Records
○ ○ ○ ○
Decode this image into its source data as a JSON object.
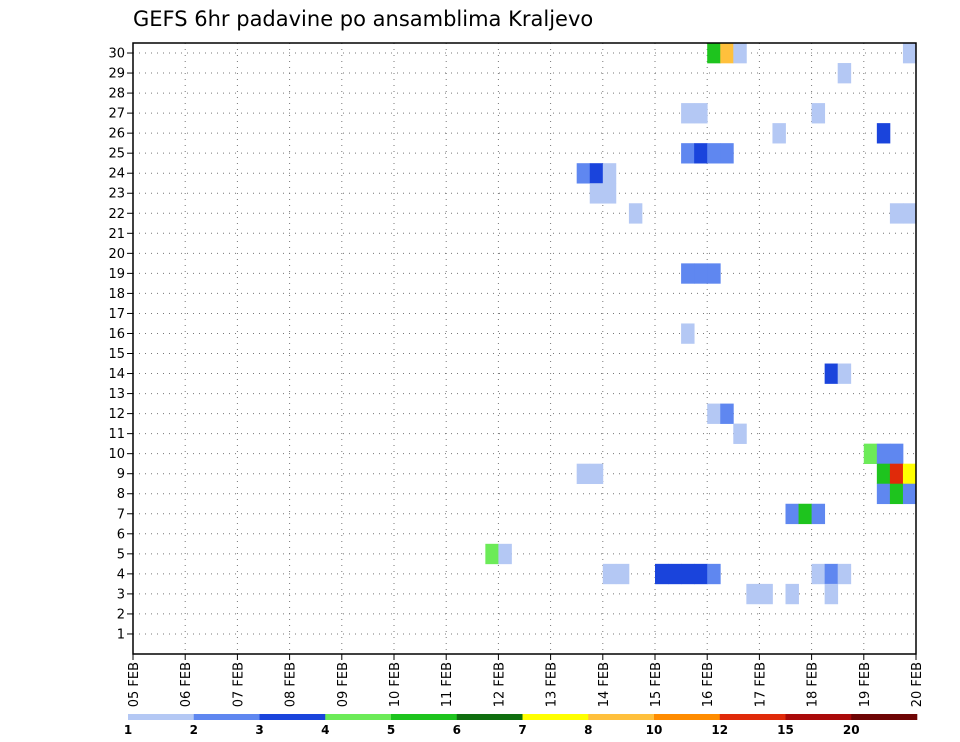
{
  "chart_data": {
    "type": "heatmap",
    "title": "GEFS 6hr padavine po ansamblima Kraljevo",
    "x_dates": [
      "05 FEB",
      "06 FEB",
      "07 FEB",
      "08 FEB",
      "09 FEB",
      "10 FEB",
      "11 FEB",
      "12 FEB",
      "13 FEB",
      "14 FEB",
      "15 FEB",
      "16 FEB",
      "17 FEB",
      "18 FEB",
      "19 FEB",
      "20 FEB"
    ],
    "steps_per_day": 4,
    "y_members": [
      1,
      2,
      3,
      4,
      5,
      6,
      7,
      8,
      9,
      10,
      11,
      12,
      13,
      14,
      15,
      16,
      17,
      18,
      19,
      20,
      21,
      22,
      23,
      24,
      25,
      26,
      27,
      28,
      29,
      30
    ],
    "ylim": [
      0,
      30.5
    ],
    "grid": true,
    "color_scale": {
      "labels": [
        "1",
        "2",
        "3",
        "4",
        "5",
        "6",
        "7",
        "8",
        "10",
        "12",
        "15",
        "20"
      ],
      "colors": [
        "#b4c8f4",
        "#5f87f0",
        "#1a44dc",
        "#6ceb58",
        "#1ec41e",
        "#0f6e0f",
        "#ffff00",
        "#ffc03c",
        "#ff8c00",
        "#e02a0a",
        "#aa0a0a",
        "#6e0505"
      ]
    },
    "cells": [
      {
        "member": 30,
        "x": 44,
        "value": 5
      },
      {
        "member": 30,
        "x": 45,
        "value": 8
      },
      {
        "member": 30,
        "x": 46,
        "value": 1
      },
      {
        "member": 30,
        "x": 59,
        "value": 1
      },
      {
        "member": 29,
        "x": 54,
        "value": 1
      },
      {
        "member": 27,
        "x": 42,
        "value": 1
      },
      {
        "member": 27,
        "x": 43,
        "value": 1
      },
      {
        "member": 27,
        "x": 52,
        "value": 1
      },
      {
        "member": 26,
        "x": 49,
        "value": 1
      },
      {
        "member": 26,
        "x": 57,
        "value": 3
      },
      {
        "member": 25,
        "x": 42,
        "value": 2
      },
      {
        "member": 25,
        "x": 43,
        "value": 3
      },
      {
        "member": 25,
        "x": 44,
        "value": 2
      },
      {
        "member": 25,
        "x": 45,
        "value": 2
      },
      {
        "member": 24,
        "x": 34,
        "value": 2
      },
      {
        "member": 24,
        "x": 35,
        "value": 3
      },
      {
        "member": 24,
        "x": 36,
        "value": 1
      },
      {
        "member": 23,
        "x": 35,
        "value": 1
      },
      {
        "member": 23,
        "x": 36,
        "value": 1
      },
      {
        "member": 22,
        "x": 38,
        "value": 1
      },
      {
        "member": 22,
        "x": 58,
        "value": 1
      },
      {
        "member": 22,
        "x": 59,
        "value": 1
      },
      {
        "member": 19,
        "x": 42,
        "value": 2
      },
      {
        "member": 19,
        "x": 43,
        "value": 2
      },
      {
        "member": 19,
        "x": 44,
        "value": 2
      },
      {
        "member": 16,
        "x": 42,
        "value": 1
      },
      {
        "member": 14,
        "x": 53,
        "value": 3
      },
      {
        "member": 14,
        "x": 54,
        "value": 1
      },
      {
        "member": 12,
        "x": 44,
        "value": 1
      },
      {
        "member": 12,
        "x": 45,
        "value": 2
      },
      {
        "member": 11,
        "x": 46,
        "value": 1
      },
      {
        "member": 10,
        "x": 56,
        "value": 4
      },
      {
        "member": 10,
        "x": 57,
        "value": 2
      },
      {
        "member": 10,
        "x": 58,
        "value": 2
      },
      {
        "member": 9,
        "x": 34,
        "value": 1
      },
      {
        "member": 9,
        "x": 35,
        "value": 1
      },
      {
        "member": 9,
        "x": 57,
        "value": 5
      },
      {
        "member": 9,
        "x": 58,
        "value": 12
      },
      {
        "member": 9,
        "x": 59,
        "value": 7
      },
      {
        "member": 8,
        "x": 57,
        "value": 2
      },
      {
        "member": 8,
        "x": 58,
        "value": 5
      },
      {
        "member": 8,
        "x": 59,
        "value": 2
      },
      {
        "member": 7,
        "x": 50,
        "value": 2
      },
      {
        "member": 7,
        "x": 51,
        "value": 5
      },
      {
        "member": 7,
        "x": 52,
        "value": 2
      },
      {
        "member": 5,
        "x": 27,
        "value": 4
      },
      {
        "member": 5,
        "x": 28,
        "value": 1
      },
      {
        "member": 4,
        "x": 36,
        "value": 1
      },
      {
        "member": 4,
        "x": 37,
        "value": 1
      },
      {
        "member": 4,
        "x": 40,
        "value": 3
      },
      {
        "member": 4,
        "x": 41,
        "value": 3
      },
      {
        "member": 4,
        "x": 42,
        "value": 3
      },
      {
        "member": 4,
        "x": 43,
        "value": 3
      },
      {
        "member": 4,
        "x": 44,
        "value": 2
      },
      {
        "member": 4,
        "x": 52,
        "value": 1
      },
      {
        "member": 4,
        "x": 53,
        "value": 2
      },
      {
        "member": 4,
        "x": 54,
        "value": 1
      },
      {
        "member": 3,
        "x": 47,
        "value": 1
      },
      {
        "member": 3,
        "x": 48,
        "value": 1
      },
      {
        "member": 3,
        "x": 50,
        "value": 1
      },
      {
        "member": 3,
        "x": 53,
        "value": 1
      }
    ]
  }
}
○ ○ ○ ○
Copy the records exactly. Skip the pictures.

REPLY
Decode this image into its source data as a JSON object.
{
  "chart_data": {
    "type": "heatmap",
    "title": "GEFS 6hr padavine po ansamblima Kraljevo",
    "x_dates": [
      "05 FEB",
      "06 FEB",
      "07 FEB",
      "08 FEB",
      "09 FEB",
      "10 FEB",
      "11 FEB",
      "12 FEB",
      "13 FEB",
      "14 FEB",
      "15 FEB",
      "16 FEB",
      "17 FEB",
      "18 FEB",
      "19 FEB",
      "20 FEB"
    ],
    "steps_per_day": 4,
    "y_members": [
      1,
      2,
      3,
      4,
      5,
      6,
      7,
      8,
      9,
      10,
      11,
      12,
      13,
      14,
      15,
      16,
      17,
      18,
      19,
      20,
      21,
      22,
      23,
      24,
      25,
      26,
      27,
      28,
      29,
      30
    ],
    "ylim": [
      0,
      30.5
    ],
    "grid": true,
    "color_scale": {
      "labels": [
        "1",
        "2",
        "3",
        "4",
        "5",
        "6",
        "7",
        "8",
        "10",
        "12",
        "15",
        "20"
      ],
      "colors": [
        "#b4c8f4",
        "#5f87f0",
        "#1a44dc",
        "#6ceb58",
        "#1ec41e",
        "#0f6e0f",
        "#ffff00",
        "#ffc03c",
        "#ff8c00",
        "#e02a0a",
        "#aa0a0a",
        "#6e0505"
      ]
    },
    "cells": [
      {
        "member": 30,
        "x": 44,
        "value": 5
      },
      {
        "member": 30,
        "x": 45,
        "value": 8
      },
      {
        "member": 30,
        "x": 46,
        "value": 1
      },
      {
        "member": 30,
        "x": 59,
        "value": 1
      },
      {
        "member": 29,
        "x": 54,
        "value": 1
      },
      {
        "member": 27,
        "x": 42,
        "value": 1
      },
      {
        "member": 27,
        "x": 43,
        "value": 1
      },
      {
        "member": 27,
        "x": 52,
        "value": 1
      },
      {
        "member": 26,
        "x": 49,
        "value": 1
      },
      {
        "member": 26,
        "x": 57,
        "value": 3
      },
      {
        "member": 25,
        "x": 42,
        "value": 2
      },
      {
        "member": 25,
        "x": 43,
        "value": 3
      },
      {
        "member": 25,
        "x": 44,
        "value": 2
      },
      {
        "member": 25,
        "x": 45,
        "value": 2
      },
      {
        "member": 24,
        "x": 34,
        "value": 2
      },
      {
        "member": 24,
        "x": 35,
        "value": 3
      },
      {
        "member": 24,
        "x": 36,
        "value": 1
      },
      {
        "member": 23,
        "x": 35,
        "value": 1
      },
      {
        "member": 23,
        "x": 36,
        "value": 1
      },
      {
        "member": 22,
        "x": 38,
        "value": 1
      },
      {
        "member": 22,
        "x": 58,
        "value": 1
      },
      {
        "member": 22,
        "x": 59,
        "value": 1
      },
      {
        "member": 19,
        "x": 42,
        "value": 2
      },
      {
        "member": 19,
        "x": 43,
        "value": 2
      },
      {
        "member": 19,
        "x": 44,
        "value": 2
      },
      {
        "member": 16,
        "x": 42,
        "value": 1
      },
      {
        "member": 14,
        "x": 53,
        "value": 3
      },
      {
        "member": 14,
        "x": 54,
        "value": 1
      },
      {
        "member": 12,
        "x": 44,
        "value": 1
      },
      {
        "member": 12,
        "x": 45,
        "value": 2
      },
      {
        "member": 11,
        "x": 46,
        "value": 1
      },
      {
        "member": 10,
        "x": 56,
        "value": 4
      },
      {
        "member": 10,
        "x": 57,
        "value": 2
      },
      {
        "member": 10,
        "x": 58,
        "value": 2
      },
      {
        "member": 9,
        "x": 34,
        "value": 1
      },
      {
        "member": 9,
        "x": 35,
        "value": 1
      },
      {
        "member": 9,
        "x": 57,
        "value": 5
      },
      {
        "member": 9,
        "x": 58,
        "value": 12
      },
      {
        "member": 9,
        "x": 59,
        "value": 7
      },
      {
        "member": 8,
        "x": 57,
        "value": 2
      },
      {
        "member": 8,
        "x": 58,
        "value": 5
      },
      {
        "member": 8,
        "x": 59,
        "value": 2
      },
      {
        "member": 7,
        "x": 50,
        "value": 2
      },
      {
        "member": 7,
        "x": 51,
        "value": 5
      },
      {
        "member": 7,
        "x": 52,
        "value": 2
      },
      {
        "member": 5,
        "x": 27,
        "value": 4
      },
      {
        "member": 5,
        "x": 28,
        "value": 1
      },
      {
        "member": 4,
        "x": 36,
        "value": 1
      },
      {
        "member": 4,
        "x": 37,
        "value": 1
      },
      {
        "member": 4,
        "x": 40,
        "value": 3
      },
      {
        "member": 4,
        "x": 41,
        "value": 3
      },
      {
        "member": 4,
        "x": 42,
        "value": 3
      },
      {
        "member": 4,
        "x": 43,
        "value": 3
      },
      {
        "member": 4,
        "x": 44,
        "value": 2
      },
      {
        "member": 4,
        "x": 52,
        "value": 1
      },
      {
        "member": 4,
        "x": 53,
        "value": 2
      },
      {
        "member": 4,
        "x": 54,
        "value": 1
      },
      {
        "member": 3,
        "x": 47,
        "value": 1
      },
      {
        "member": 3,
        "x": 48,
        "value": 1
      },
      {
        "member": 3,
        "x": 50,
        "value": 1
      },
      {
        "member": 3,
        "x": 53,
        "value": 1
      }
    ]
  }
}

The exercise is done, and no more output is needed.